Description of the task -
Reproduce the entries in full, with no changes.
>>
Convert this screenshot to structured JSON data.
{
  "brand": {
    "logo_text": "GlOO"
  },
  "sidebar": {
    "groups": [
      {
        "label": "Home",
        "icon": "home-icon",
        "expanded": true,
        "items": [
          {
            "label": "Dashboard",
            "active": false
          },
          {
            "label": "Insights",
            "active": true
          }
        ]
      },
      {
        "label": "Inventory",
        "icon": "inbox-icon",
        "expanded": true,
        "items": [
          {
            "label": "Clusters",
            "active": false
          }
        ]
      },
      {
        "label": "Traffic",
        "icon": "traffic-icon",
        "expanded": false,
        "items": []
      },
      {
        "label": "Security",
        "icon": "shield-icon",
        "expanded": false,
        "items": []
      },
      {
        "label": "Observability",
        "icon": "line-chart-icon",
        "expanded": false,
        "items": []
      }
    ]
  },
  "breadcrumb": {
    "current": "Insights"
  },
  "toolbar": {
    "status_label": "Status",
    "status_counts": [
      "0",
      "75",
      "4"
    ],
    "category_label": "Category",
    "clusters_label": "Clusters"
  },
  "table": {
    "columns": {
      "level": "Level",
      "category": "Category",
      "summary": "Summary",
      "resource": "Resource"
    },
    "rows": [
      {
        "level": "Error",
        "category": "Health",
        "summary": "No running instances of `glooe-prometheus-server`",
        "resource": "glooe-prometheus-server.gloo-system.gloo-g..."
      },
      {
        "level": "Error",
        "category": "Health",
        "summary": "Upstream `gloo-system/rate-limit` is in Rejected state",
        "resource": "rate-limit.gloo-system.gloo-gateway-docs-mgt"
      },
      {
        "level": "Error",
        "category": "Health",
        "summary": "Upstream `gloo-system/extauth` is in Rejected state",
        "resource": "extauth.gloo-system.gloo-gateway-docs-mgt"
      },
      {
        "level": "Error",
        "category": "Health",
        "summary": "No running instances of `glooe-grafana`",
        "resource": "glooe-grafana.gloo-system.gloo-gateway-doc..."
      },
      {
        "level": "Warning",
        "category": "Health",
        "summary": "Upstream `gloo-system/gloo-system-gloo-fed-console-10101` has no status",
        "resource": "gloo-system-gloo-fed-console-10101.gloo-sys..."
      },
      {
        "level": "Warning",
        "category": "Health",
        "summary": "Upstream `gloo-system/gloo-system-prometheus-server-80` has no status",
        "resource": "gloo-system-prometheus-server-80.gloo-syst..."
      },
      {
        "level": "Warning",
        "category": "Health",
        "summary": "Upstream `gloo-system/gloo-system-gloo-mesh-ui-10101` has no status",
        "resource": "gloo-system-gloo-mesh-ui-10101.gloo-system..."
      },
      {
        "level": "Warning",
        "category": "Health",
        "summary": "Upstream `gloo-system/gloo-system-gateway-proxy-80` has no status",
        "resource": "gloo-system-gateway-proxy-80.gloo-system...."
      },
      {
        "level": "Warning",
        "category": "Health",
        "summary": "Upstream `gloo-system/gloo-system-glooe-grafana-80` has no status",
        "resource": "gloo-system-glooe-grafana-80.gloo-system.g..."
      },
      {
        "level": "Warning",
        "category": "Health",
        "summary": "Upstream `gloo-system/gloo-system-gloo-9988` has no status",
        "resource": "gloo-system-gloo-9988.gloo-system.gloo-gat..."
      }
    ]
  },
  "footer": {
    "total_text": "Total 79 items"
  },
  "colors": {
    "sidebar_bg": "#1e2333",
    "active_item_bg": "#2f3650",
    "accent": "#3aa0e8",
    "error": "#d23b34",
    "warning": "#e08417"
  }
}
<<
Reply to the task -
Convert this screenshot to structured JSON data.
{
  "brand": {
    "logo_text": "GlOO"
  },
  "sidebar": {
    "groups": [
      {
        "label": "Home",
        "icon": "home-icon",
        "expanded": true,
        "items": [
          {
            "label": "Dashboard",
            "active": false
          },
          {
            "label": "Insights",
            "active": true
          }
        ]
      },
      {
        "label": "Inventory",
        "icon": "inbox-icon",
        "expanded": true,
        "items": [
          {
            "label": "Clusters",
            "active": false
          }
        ]
      },
      {
        "label": "Traffic",
        "icon": "traffic-icon",
        "expanded": false,
        "items": []
      },
      {
        "label": "Security",
        "icon": "shield-icon",
        "expanded": false,
        "items": []
      },
      {
        "label": "Observability",
        "icon": "line-chart-icon",
        "expanded": false,
        "items": []
      }
    ]
  },
  "breadcrumb": {
    "current": "Insights"
  },
  "toolbar": {
    "status_label": "Status",
    "status_counts": [
      "0",
      "75",
      "4"
    ],
    "category_label": "Category",
    "clusters_label": "Clusters"
  },
  "table": {
    "columns": {
      "level": "Level",
      "category": "Category",
      "summary": "Summary",
      "resource": "Resource"
    },
    "rows": [
      {
        "level": "Error",
        "category": "Health",
        "summary": "No running instances of `glooe-prometheus-server`",
        "resource": "glooe-prometheus-server.gloo-system.gloo-g..."
      },
      {
        "level": "Error",
        "category": "Health",
        "summary": "Upstream `gloo-system/rate-limit` is in Rejected state",
        "resource": "rate-limit.gloo-system.gloo-gateway-docs-mgt"
      },
      {
        "level": "Error",
        "category": "Health",
        "summary": "Upstream `gloo-system/extauth` is in Rejected state",
        "resource": "extauth.gloo-system.gloo-gateway-docs-mgt"
      },
      {
        "level": "Error",
        "category": "Health",
        "summary": "No running instances of `glooe-grafana`",
        "resource": "glooe-grafana.gloo-system.gloo-gateway-doc..."
      },
      {
        "level": "Warning",
        "category": "Health",
        "summary": "Upstream `gloo-system/gloo-system-gloo-fed-console-10101` has no status",
        "resource": "gloo-system-gloo-fed-console-10101.gloo-sys..."
      },
      {
        "level": "Warning",
        "category": "Health",
        "summary": "Upstream `gloo-system/gloo-system-prometheus-server-80` has no status",
        "resource": "gloo-system-prometheus-server-80.gloo-syst..."
      },
      {
        "level": "Warning",
        "category": "Health",
        "summary": "Upstream `gloo-system/gloo-system-gloo-mesh-ui-10101` has no status",
        "resource": "gloo-system-gloo-mesh-ui-10101.gloo-system..."
      },
      {
        "level": "Warning",
        "category": "Health",
        "summary": "Upstream `gloo-system/gloo-system-gateway-proxy-80` has no status",
        "resource": "gloo-system-gateway-proxy-80.gloo-system...."
      },
      {
        "level": "Warning",
        "category": "Health",
        "summary": "Upstream `gloo-system/gloo-system-glooe-grafana-80` has no status",
        "resource": "gloo-system-glooe-grafana-80.gloo-system.g..."
      },
      {
        "level": "Warning",
        "category": "Health",
        "summary": "Upstream `gloo-system/gloo-system-gloo-9988` has no status",
        "resource": "gloo-system-gloo-9988.gloo-system.gloo-gat..."
      }
    ]
  },
  "footer": {
    "total_text": "Total 79 items"
  },
  "colors": {
    "sidebar_bg": "#1e2333",
    "active_item_bg": "#2f3650",
    "accent": "#3aa0e8",
    "error": "#d23b34",
    "warning": "#e08417"
  }
}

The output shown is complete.